Exercise requirements
Report how many lines below contain the word "заявления", and give only that number.

Data excerpts:
—————
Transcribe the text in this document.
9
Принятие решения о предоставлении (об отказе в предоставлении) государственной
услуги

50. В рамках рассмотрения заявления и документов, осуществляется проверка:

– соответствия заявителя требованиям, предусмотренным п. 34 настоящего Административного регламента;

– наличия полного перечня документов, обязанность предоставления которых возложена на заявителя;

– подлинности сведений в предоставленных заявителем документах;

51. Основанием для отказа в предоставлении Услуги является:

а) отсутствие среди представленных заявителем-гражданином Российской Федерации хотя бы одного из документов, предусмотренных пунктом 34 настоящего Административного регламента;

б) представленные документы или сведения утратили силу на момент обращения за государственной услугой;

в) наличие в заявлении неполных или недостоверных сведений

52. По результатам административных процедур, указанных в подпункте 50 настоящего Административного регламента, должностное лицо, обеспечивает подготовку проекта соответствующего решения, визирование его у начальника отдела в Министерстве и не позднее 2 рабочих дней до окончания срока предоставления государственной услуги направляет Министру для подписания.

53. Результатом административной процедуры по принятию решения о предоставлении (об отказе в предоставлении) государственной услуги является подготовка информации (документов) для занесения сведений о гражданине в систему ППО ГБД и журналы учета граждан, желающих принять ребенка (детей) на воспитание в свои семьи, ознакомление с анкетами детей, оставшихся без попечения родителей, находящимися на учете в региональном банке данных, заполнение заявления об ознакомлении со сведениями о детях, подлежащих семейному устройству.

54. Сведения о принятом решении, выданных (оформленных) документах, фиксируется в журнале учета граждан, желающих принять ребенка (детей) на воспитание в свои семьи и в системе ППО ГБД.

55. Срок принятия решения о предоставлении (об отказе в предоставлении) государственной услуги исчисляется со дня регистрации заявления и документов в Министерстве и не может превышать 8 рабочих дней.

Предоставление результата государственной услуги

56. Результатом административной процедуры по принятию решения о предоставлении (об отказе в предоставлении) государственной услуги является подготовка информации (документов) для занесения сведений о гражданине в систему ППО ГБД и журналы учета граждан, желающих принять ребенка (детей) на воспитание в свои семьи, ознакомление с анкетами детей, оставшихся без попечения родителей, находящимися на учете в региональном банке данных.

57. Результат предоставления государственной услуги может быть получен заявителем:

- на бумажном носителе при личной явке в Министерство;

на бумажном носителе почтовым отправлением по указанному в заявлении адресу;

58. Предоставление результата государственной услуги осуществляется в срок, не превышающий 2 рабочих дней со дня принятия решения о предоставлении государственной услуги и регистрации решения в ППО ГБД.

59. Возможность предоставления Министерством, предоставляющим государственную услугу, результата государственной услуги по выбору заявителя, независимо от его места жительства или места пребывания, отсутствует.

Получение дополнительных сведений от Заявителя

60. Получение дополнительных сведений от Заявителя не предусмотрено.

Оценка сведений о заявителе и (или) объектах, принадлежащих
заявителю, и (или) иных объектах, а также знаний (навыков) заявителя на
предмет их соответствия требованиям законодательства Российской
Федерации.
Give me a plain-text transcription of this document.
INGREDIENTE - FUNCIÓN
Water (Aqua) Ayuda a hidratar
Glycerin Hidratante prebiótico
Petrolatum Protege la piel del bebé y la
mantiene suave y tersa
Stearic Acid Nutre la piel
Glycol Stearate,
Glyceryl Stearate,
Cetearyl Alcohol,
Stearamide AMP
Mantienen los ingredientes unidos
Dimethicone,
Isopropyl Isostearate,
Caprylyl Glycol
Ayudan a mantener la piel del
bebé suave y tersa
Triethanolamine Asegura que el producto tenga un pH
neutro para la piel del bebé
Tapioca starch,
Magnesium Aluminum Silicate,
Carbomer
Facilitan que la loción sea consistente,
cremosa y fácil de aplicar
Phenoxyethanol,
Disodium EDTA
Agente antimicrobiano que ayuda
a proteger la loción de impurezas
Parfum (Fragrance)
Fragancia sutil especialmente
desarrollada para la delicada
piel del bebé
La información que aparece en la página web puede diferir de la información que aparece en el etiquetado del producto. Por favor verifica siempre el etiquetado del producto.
—————
Answer to this exercise
3